• _Study material_:
···
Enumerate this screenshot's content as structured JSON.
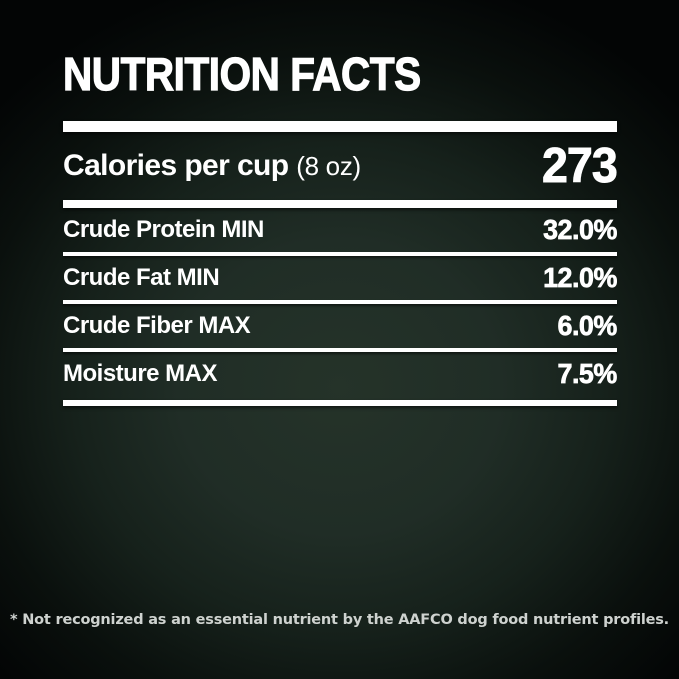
{
  "label": {
    "title": "NUTRITION FACTS",
    "calories": {
      "label": "Calories per cup",
      "unit": "(8 oz)",
      "value": "273"
    },
    "rows": [
      {
        "label": "Crude Protein MIN",
        "value": "32.0%"
      },
      {
        "label": "Crude Fat MIN",
        "value": "12.0%"
      },
      {
        "label": "Crude Fiber MAX",
        "value": "6.0%"
      },
      {
        "label": "Moisture MAX",
        "value": "7.5%"
      }
    ],
    "footnote": "* Not recognized as an essential nutrient by the AAFCO dog food nutrient profiles.",
    "colors": {
      "background_center": "#253329",
      "background_edge": "#030505",
      "text": "#ffffff",
      "footnote_text": "#ced2cf"
    }
  }
}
···
• _Problem description_: Pictures stay out. Write out everything else in the material exactly.

• _Response for this exercise_:
Enumerate this screenshot's content as structured JSON.
{
  "label": {
    "title": "NUTRITION FACTS",
    "calories": {
      "label": "Calories per cup",
      "unit": "(8 oz)",
      "value": "273"
    },
    "rows": [
      {
        "label": "Crude Protein MIN",
        "value": "32.0%"
      },
      {
        "label": "Crude Fat MIN",
        "value": "12.0%"
      },
      {
        "label": "Crude Fiber MAX",
        "value": "6.0%"
      },
      {
        "label": "Moisture MAX",
        "value": "7.5%"
      }
    ],
    "footnote": "* Not recognized as an essential nutrient by the AAFCO dog food nutrient profiles.",
    "colors": {
      "background_center": "#253329",
      "background_edge": "#030505",
      "text": "#ffffff",
      "footnote_text": "#ced2cf"
    }
  }
}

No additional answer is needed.